● Directions
Copy down every line where the string "FROM" shows up.

● Exercise material
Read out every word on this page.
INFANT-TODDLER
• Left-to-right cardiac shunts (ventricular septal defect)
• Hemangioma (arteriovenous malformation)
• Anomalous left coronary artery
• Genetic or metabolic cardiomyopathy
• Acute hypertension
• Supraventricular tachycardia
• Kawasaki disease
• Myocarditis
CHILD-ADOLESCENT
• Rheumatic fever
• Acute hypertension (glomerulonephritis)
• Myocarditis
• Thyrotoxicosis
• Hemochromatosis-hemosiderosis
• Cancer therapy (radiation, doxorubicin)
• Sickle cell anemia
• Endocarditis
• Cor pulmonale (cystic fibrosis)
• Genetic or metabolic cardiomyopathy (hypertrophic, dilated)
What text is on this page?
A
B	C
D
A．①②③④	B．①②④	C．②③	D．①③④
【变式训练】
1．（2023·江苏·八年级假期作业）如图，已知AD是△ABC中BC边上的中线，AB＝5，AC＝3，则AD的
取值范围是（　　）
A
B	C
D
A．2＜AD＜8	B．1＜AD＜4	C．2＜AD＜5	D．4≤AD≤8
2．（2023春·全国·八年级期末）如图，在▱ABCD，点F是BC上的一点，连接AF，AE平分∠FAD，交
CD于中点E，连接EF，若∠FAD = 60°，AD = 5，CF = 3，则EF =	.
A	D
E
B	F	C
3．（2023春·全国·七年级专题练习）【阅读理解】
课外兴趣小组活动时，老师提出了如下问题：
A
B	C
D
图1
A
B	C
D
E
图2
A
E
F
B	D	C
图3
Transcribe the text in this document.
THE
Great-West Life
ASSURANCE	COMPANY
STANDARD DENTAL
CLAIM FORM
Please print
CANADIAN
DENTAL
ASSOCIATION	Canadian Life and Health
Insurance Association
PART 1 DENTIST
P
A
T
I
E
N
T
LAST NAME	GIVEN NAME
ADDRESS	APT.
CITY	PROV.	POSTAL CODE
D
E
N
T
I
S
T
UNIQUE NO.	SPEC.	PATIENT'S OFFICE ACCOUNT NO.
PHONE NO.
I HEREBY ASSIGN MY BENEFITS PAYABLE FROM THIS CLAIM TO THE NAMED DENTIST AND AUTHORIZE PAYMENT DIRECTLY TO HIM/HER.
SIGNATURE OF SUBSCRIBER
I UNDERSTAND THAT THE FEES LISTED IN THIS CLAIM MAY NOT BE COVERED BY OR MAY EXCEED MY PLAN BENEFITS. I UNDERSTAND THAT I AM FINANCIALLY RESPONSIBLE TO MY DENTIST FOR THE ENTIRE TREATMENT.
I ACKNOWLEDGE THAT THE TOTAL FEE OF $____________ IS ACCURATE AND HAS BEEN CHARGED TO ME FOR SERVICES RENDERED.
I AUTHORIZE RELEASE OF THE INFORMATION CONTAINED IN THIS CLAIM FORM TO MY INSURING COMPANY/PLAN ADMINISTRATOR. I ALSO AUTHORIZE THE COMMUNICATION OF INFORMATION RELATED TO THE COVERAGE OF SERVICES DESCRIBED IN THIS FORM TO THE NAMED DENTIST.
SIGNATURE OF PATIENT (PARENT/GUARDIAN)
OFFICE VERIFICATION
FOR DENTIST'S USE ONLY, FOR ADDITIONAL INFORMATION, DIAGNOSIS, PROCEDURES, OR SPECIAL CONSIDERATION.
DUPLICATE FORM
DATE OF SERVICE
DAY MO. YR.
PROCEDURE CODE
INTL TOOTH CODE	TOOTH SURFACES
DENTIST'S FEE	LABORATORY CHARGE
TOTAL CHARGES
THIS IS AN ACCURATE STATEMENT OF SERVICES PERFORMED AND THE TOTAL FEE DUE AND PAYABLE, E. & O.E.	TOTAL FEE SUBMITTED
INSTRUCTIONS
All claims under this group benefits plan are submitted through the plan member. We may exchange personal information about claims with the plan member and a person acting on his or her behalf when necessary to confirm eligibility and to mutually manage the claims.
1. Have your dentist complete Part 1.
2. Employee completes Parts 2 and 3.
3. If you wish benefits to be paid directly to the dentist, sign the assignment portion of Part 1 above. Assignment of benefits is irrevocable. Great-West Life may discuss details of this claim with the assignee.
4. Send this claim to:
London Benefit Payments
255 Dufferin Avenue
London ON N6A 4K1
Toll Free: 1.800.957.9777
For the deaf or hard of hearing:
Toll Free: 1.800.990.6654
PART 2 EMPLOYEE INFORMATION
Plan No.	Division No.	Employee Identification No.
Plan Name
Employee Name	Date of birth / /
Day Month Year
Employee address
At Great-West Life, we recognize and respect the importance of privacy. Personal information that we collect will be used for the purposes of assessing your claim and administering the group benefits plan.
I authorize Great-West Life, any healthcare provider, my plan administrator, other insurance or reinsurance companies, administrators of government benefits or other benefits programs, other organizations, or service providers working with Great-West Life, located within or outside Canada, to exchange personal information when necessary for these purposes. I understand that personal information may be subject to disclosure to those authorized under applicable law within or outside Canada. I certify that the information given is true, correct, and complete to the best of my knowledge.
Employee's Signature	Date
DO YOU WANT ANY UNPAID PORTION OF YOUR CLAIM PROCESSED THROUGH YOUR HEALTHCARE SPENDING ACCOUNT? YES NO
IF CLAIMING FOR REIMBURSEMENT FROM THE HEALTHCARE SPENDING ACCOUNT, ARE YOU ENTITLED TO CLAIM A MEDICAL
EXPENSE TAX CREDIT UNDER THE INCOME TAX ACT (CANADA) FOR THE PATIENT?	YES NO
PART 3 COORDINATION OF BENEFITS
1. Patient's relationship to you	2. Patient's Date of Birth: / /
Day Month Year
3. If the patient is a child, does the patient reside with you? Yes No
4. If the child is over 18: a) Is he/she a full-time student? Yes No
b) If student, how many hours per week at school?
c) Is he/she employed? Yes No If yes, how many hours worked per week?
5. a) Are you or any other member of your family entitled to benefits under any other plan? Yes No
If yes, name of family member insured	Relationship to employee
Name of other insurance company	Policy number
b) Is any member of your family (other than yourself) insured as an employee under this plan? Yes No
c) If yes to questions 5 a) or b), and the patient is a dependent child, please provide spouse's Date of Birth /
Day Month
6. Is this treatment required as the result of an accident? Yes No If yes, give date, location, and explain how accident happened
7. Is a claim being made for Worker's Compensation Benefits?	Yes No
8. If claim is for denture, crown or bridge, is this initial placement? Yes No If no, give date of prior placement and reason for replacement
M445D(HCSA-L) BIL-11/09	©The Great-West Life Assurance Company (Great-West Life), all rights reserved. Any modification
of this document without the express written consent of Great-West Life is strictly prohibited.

● Output below
I HEREBY ASSIGN MY BENEFITS PAYABLE FROM THIS CLAIM TO THE NAMED DENTIST AND AUTHORIZE PAYMENT DIRECTLY TO HIM/HER.
IF CLAIMING FOR REIMBURSEMENT FROM THE HEALTHCARE SPENDING ACCOUNT, ARE YOU ENTITLED TO CLAIM A MEDICAL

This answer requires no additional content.